╭──
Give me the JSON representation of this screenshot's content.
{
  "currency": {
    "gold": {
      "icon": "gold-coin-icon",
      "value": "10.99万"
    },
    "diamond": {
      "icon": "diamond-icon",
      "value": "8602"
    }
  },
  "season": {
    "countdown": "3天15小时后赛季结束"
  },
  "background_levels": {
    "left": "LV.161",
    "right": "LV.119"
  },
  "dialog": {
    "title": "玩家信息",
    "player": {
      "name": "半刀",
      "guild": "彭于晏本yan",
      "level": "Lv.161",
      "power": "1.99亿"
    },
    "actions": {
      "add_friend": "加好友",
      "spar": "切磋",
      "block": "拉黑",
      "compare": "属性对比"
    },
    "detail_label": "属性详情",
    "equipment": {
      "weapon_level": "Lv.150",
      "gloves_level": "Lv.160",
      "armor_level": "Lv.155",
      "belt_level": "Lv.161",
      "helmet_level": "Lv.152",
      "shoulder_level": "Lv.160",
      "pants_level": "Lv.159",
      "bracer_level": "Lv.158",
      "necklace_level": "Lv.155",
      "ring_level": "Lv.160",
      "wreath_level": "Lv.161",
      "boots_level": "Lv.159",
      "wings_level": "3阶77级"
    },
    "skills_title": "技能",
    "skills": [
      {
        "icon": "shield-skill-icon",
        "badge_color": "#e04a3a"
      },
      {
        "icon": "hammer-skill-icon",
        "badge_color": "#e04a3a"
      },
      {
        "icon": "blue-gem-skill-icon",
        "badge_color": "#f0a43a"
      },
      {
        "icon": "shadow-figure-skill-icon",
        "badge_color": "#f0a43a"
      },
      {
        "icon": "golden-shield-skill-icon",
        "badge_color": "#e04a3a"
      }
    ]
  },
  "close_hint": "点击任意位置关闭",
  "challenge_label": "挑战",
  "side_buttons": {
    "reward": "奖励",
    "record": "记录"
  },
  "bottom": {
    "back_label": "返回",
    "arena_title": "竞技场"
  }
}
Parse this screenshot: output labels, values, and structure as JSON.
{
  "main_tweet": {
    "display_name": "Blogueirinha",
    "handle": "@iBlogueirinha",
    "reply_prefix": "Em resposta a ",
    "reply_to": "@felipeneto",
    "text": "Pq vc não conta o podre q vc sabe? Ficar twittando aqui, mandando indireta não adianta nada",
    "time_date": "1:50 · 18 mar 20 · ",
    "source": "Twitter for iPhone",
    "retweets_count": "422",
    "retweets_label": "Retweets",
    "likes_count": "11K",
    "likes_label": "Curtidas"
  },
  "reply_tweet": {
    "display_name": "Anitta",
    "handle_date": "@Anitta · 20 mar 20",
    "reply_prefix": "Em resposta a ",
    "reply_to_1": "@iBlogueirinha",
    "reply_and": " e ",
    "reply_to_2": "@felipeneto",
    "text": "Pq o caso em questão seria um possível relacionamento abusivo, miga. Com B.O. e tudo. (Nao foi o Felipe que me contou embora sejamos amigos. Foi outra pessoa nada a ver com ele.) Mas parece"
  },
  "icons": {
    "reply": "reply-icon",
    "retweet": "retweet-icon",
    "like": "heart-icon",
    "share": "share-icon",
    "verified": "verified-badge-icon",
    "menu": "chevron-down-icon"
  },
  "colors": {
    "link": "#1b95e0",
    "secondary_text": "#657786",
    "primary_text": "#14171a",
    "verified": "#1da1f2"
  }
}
╰──
Written problem:
Pick out all lines from the data above in which the word "shield" appears.

Result of this task:
        "icon": "shield-skill-icon",
        "icon": "golden-shield-skill-icon",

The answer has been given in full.